* Begin Data supplied *

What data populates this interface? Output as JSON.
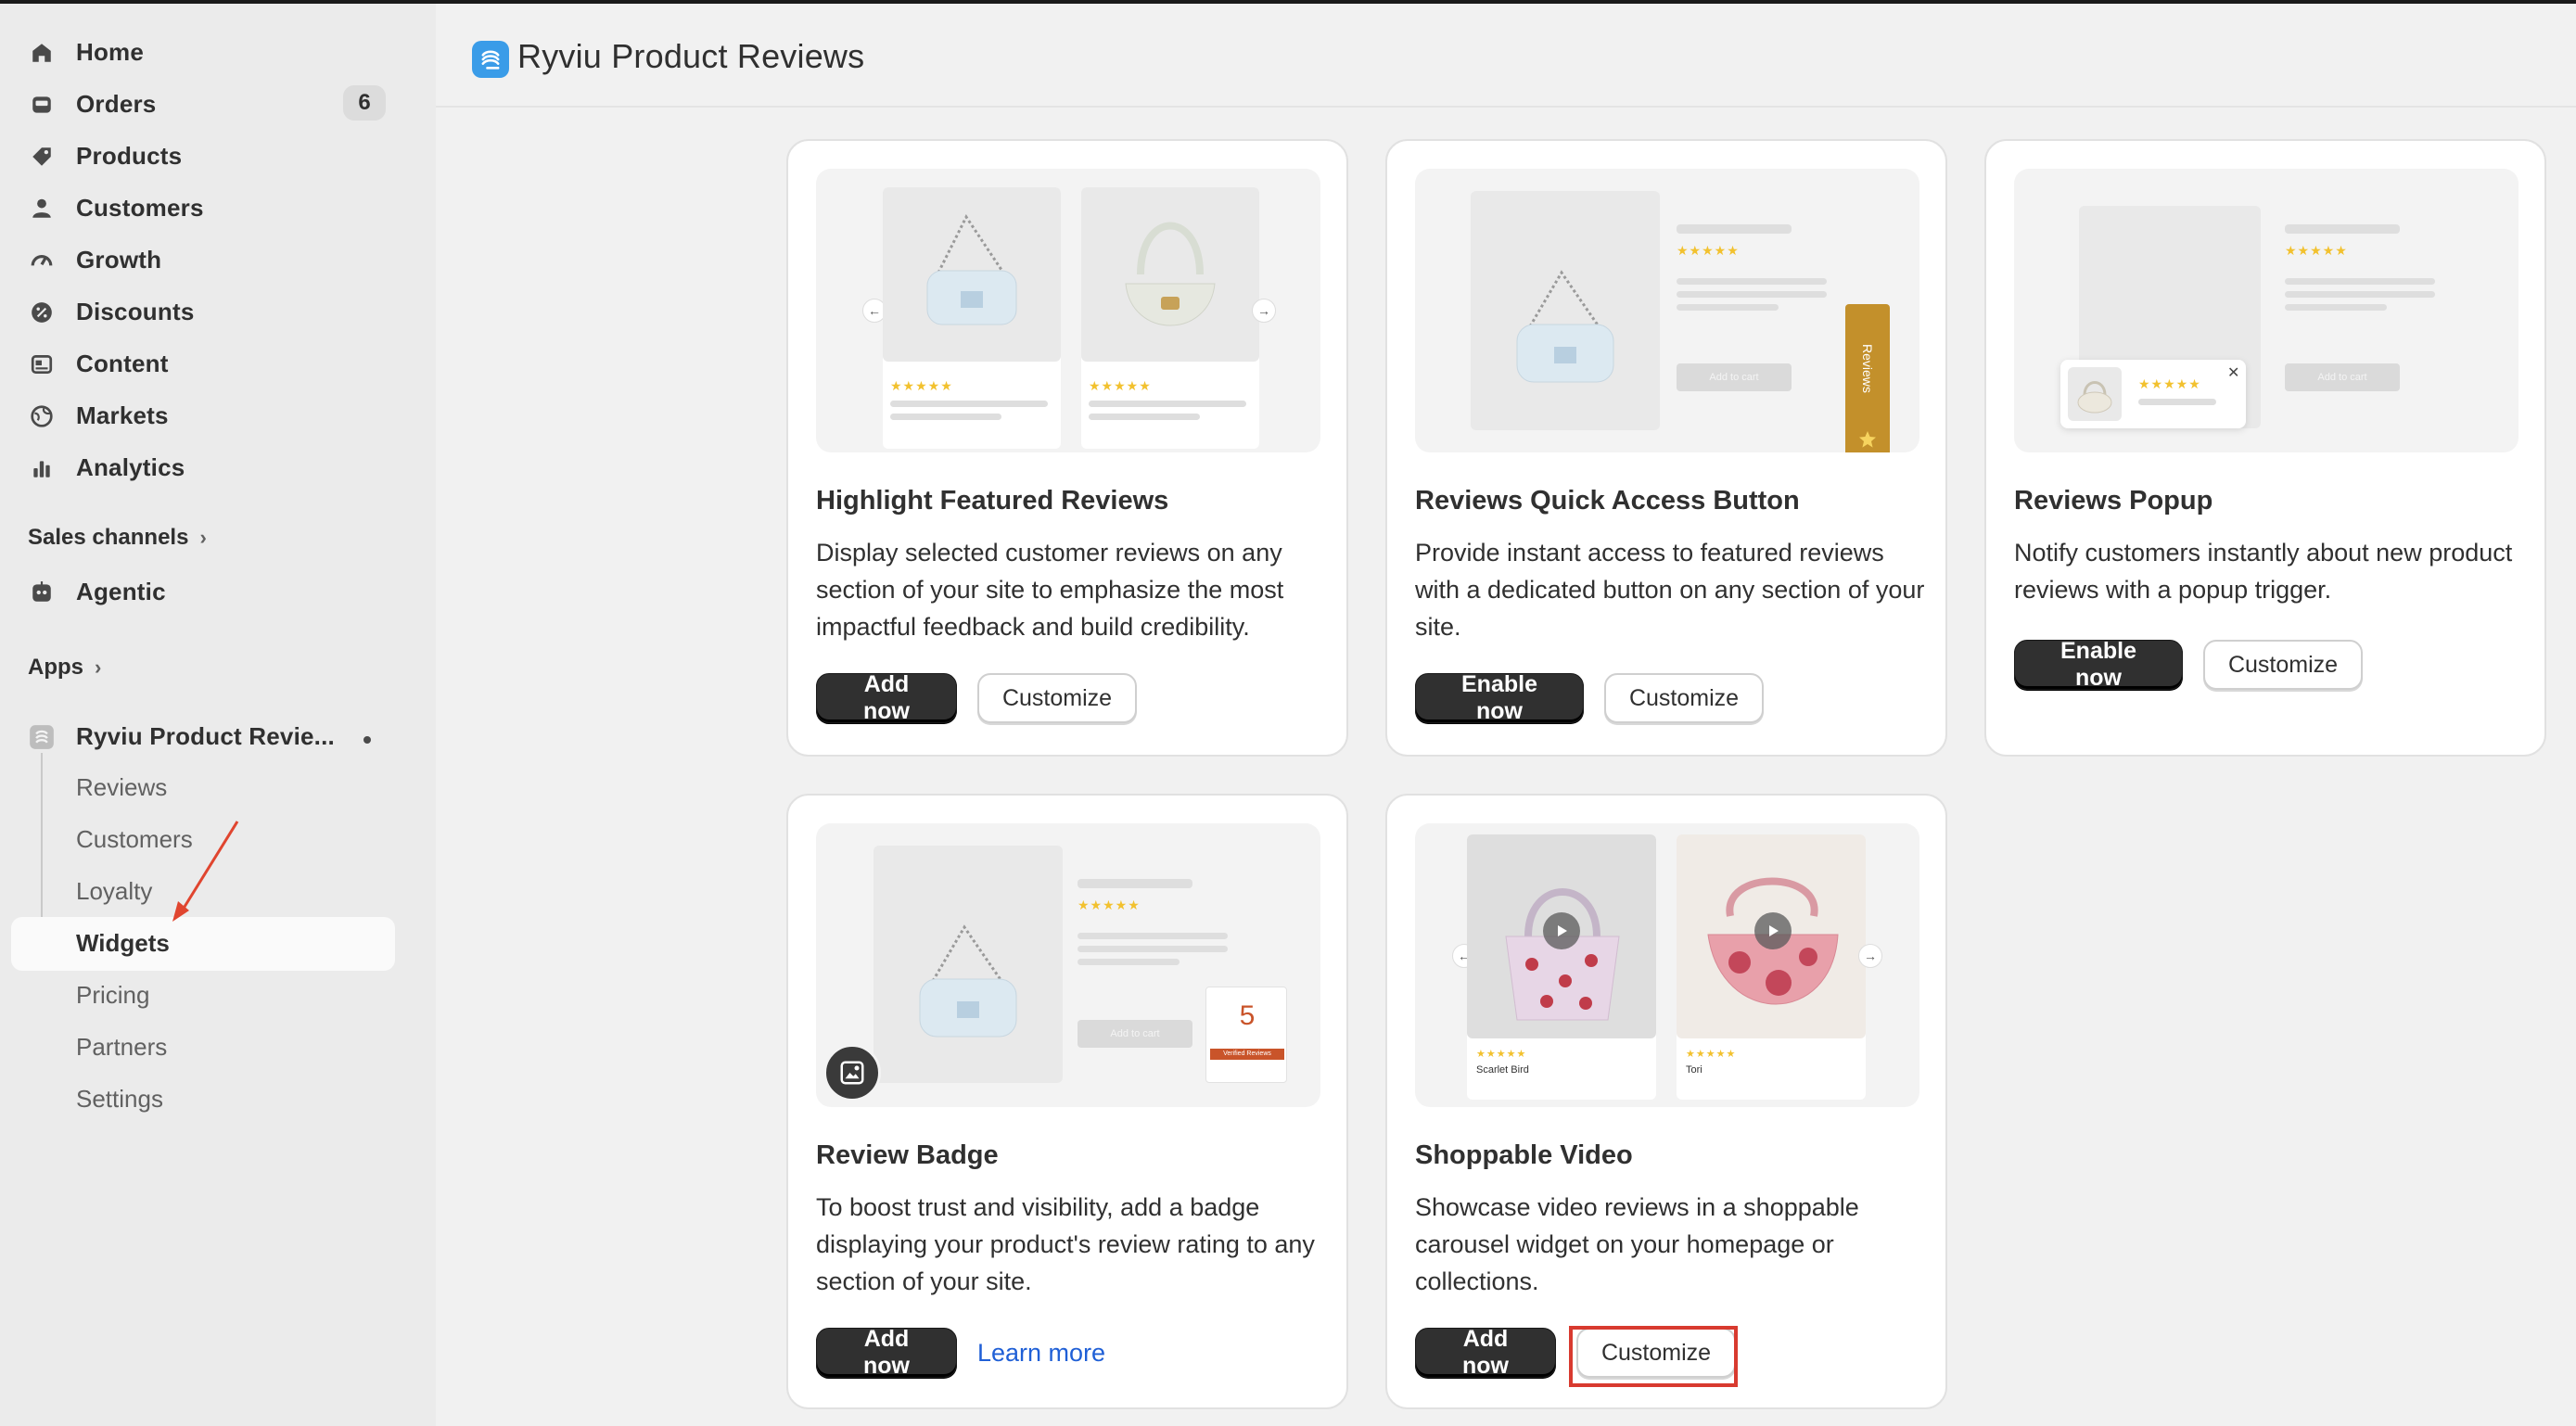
{
  "sidebar": {
    "nav": [
      {
        "label": "Home",
        "icon": "home-icon"
      },
      {
        "label": "Orders",
        "icon": "orders-icon",
        "count": "6"
      },
      {
        "label": "Products",
        "icon": "tag-icon"
      },
      {
        "label": "Customers",
        "icon": "person-icon"
      },
      {
        "label": "Growth",
        "icon": "gauge-icon"
      },
      {
        "label": "Discounts",
        "icon": "discount-icon"
      },
      {
        "label": "Content",
        "icon": "content-icon"
      },
      {
        "label": "Markets",
        "icon": "globe-icon"
      },
      {
        "label": "Analytics",
        "icon": "bar-chart-icon"
      }
    ],
    "sales_channels_label": "Sales channels",
    "agentic_label": "Agentic",
    "apps_label": "Apps",
    "app_name": "Ryviu Product Revie...",
    "app_subitems": [
      "Reviews",
      "Customers",
      "Loyalty",
      "Widgets",
      "Pricing",
      "Partners",
      "Settings"
    ],
    "active_subitem": "Widgets"
  },
  "header": {
    "title": "Ryviu Product Reviews"
  },
  "cards": [
    {
      "title": "Highlight Featured Reviews",
      "description": "Display selected customer reviews on any section of your site to emphasize the most impactful feedback and build credibility.",
      "primary": "Add now",
      "secondary": "Customize"
    },
    {
      "title": "Reviews Quick Access Button",
      "description": "Provide instant access to featured reviews with a dedicated button on any section of your site.",
      "primary": "Enable now",
      "secondary": "Customize",
      "preview_button": "Add to cart",
      "preview_tab": "Reviews"
    },
    {
      "title": "Reviews Popup",
      "description": "Notify customers instantly about new product reviews with a popup trigger.",
      "primary": "Enable now",
      "secondary": "Customize",
      "preview_button": "Add to cart"
    },
    {
      "title": "Review Badge",
      "description": "To boost trust and visibility, add a badge displaying your product's review rating to any section of your site.",
      "primary": "Add now",
      "link": "Learn more",
      "preview_button": "Add to cart",
      "badge_number": "5",
      "badge_strip": "Verified Reviews"
    },
    {
      "title": "Shoppable Video",
      "description": "Showcase video reviews in a shoppable carousel widget on your homepage or collections.",
      "primary": "Add now",
      "secondary": "Customize",
      "reviewer_1": "Scarlet Bird",
      "reviewer_2": "Tori"
    }
  ],
  "stars": "★★★★★",
  "colors": {
    "accent_dark": "#303030",
    "app_blue": "#3a9ce8",
    "highlight_red": "#d83a2f",
    "star_yellow": "#f2c12e",
    "link_blue": "#1f5fd6"
  }
}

* End Data supplied *

The task: Copy out all lines above that include the string "site".

Solution for this problem:
      "description": "Display selected customer reviews on any section of your site to emphasize the most impactful feedback and build credibility.",
      "description": "Provide instant access to featured reviews with a dedicated button on any section of your site.",
      "description": "To boost trust and visibility, add a badge displaying your product's review rating to any section of your site.",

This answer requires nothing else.